REQUIRED WORK: Print the data exactly as it is given, please.

THE INPUT:

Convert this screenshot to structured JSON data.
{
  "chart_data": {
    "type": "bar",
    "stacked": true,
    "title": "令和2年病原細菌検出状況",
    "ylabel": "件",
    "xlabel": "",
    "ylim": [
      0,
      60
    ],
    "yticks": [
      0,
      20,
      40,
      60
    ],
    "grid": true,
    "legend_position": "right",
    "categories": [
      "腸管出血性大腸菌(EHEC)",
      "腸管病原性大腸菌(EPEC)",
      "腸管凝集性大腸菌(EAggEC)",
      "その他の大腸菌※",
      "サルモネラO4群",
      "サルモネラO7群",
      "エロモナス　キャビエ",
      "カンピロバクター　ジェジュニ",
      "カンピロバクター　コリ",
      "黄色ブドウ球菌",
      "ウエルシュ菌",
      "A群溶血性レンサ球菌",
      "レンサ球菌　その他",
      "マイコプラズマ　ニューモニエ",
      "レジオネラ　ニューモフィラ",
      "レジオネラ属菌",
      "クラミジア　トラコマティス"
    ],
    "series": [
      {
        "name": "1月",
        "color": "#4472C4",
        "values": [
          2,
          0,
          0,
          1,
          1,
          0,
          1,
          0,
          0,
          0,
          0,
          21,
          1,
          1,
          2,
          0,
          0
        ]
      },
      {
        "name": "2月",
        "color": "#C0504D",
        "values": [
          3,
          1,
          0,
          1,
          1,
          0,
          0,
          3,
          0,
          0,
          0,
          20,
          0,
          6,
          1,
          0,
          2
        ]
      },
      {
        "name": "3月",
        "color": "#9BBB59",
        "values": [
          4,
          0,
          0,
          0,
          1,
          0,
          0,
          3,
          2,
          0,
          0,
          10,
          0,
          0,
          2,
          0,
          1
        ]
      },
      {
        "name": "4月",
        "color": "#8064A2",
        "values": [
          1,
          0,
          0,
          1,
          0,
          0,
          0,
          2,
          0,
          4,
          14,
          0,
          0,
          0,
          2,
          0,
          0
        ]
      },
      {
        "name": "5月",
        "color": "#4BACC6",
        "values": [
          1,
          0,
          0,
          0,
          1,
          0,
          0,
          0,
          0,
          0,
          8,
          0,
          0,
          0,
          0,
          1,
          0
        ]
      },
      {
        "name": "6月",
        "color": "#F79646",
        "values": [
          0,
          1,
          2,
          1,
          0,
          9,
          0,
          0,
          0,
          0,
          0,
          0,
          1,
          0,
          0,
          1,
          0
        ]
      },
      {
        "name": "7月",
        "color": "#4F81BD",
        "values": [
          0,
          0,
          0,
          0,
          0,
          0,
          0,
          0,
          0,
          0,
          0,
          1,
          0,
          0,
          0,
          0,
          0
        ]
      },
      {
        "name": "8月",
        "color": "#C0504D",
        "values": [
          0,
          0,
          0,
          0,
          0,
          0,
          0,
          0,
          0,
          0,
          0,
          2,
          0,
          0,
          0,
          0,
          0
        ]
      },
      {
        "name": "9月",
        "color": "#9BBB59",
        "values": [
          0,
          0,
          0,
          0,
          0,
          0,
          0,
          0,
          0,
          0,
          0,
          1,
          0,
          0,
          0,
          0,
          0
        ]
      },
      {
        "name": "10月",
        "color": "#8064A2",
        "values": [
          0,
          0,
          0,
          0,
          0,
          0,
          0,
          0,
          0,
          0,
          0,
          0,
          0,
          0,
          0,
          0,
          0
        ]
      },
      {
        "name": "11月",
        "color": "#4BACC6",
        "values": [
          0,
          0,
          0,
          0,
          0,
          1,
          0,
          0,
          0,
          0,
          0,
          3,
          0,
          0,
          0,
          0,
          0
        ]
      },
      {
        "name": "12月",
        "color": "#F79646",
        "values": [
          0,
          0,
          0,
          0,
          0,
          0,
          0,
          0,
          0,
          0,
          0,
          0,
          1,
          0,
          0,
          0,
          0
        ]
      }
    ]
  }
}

ANSWER TO THIS PROBLEM:
Convert this screenshot to structured JSON data.
{
  "chart_data": {
    "type": "bar",
    "stacked": true,
    "title": "令和2年病原細菌検出状況",
    "ylabel": "件",
    "xlabel": "",
    "ylim": [
      0,
      60
    ],
    "yticks": [
      0,
      20,
      40,
      60
    ],
    "grid": true,
    "legend_position": "right",
    "categories": [
      "腸管出血性大腸菌(EHEC)",
      "腸管病原性大腸菌(EPEC)",
      "腸管凝集性大腸菌(EAggEC)",
      "その他の大腸菌※",
      "サルモネラO4群",
      "サルモネラO7群",
      "エロモナス　キャビエ",
      "カンピロバクター　ジェジュニ",
      "カンピロバクター　コリ",
      "黄色ブドウ球菌",
      "ウエルシュ菌",
      "A群溶血性レンサ球菌",
      "レンサ球菌　その他",
      "マイコプラズマ　ニューモニエ",
      "レジオネラ　ニューモフィラ",
      "レジオネラ属菌",
      "クラミジア　トラコマティス"
    ],
    "series": [
      {
        "name": "1月",
        "color": "#4472C4",
        "values": [
          2,
          0,
          0,
          1,
          1,
          0,
          1,
          0,
          0,
          0,
          0,
          21,
          1,
          1,
          2,
          0,
          0
        ]
      },
      {
        "name": "2月",
        "color": "#C0504D",
        "values": [
          3,
          1,
          0,
          1,
          1,
          0,
          0,
          3,
          0,
          0,
          0,
          20,
          0,
          6,
          1,
          0,
          2
        ]
      },
      {
        "name": "3月",
        "color": "#9BBB59",
        "values": [
          4,
          0,
          0,
          0,
          1,
          0,
          0,
          3,
          2,
          0,
          0,
          10,
          0,
          0,
          2,
          0,
          1
        ]
      },
      {
        "name": "4月",
        "color": "#8064A2",
        "values": [
          1,
          0,
          0,
          1,
          0,
          0,
          0,
          2,
          0,
          4,
          14,
          0,
          0,
          0,
          2,
          0,
          0
        ]
      },
      {
        "name": "5月",
        "color": "#4BACC6",
        "values": [
          1,
          0,
          0,
          0,
          1,
          0,
          0,
          0,
          0,
          0,
          8,
          0,
          0,
          0,
          0,
          1,
          0
        ]
      },
      {
        "name": "6月",
        "color": "#F79646",
        "values": [
          0,
          1,
          2,
          1,
          0,
          9,
          0,
          0,
          0,
          0,
          0,
          0,
          1,
          0,
          0,
          1,
          0
        ]
      },
      {
        "name": "7月",
        "color": "#4F81BD",
        "values": [
          0,
          0,
          0,
          0,
          0,
          0,
          0,
          0,
          0,
          0,
          0,
          1,
          0,
          0,
          0,
          0,
          0
        ]
      },
      {
        "name": "8月",
        "color": "#C0504D",
        "values": [
          0,
          0,
          0,
          0,
          0,
          0,
          0,
          0,
          0,
          0,
          0,
          2,
          0,
          0,
          0,
          0,
          0
        ]
      },
      {
        "name": "9月",
        "color": "#9BBB59",
        "values": [
          0,
          0,
          0,
          0,
          0,
          0,
          0,
          0,
          0,
          0,
          0,
          1,
          0,
          0,
          0,
          0,
          0
        ]
      },
      {
        "name": "10月",
        "color": "#8064A2",
        "values": [
          0,
          0,
          0,
          0,
          0,
          0,
          0,
          0,
          0,
          0,
          0,
          0,
          0,
          0,
          0,
          0,
          0
        ]
      },
      {
        "name": "11月",
        "color": "#4BACC6",
        "values": [
          0,
          0,
          0,
          0,
          0,
          1,
          0,
          0,
          0,
          0,
          0,
          3,
          0,
          0,
          0,
          0,
          0
        ]
      },
      {
        "name": "12月",
        "color": "#F79646",
        "values": [
          0,
          0,
          0,
          0,
          0,
          0,
          0,
          0,
          0,
          0,
          0,
          0,
          1,
          0,
          0,
          0,
          0
        ]
      }
    ]
  }
}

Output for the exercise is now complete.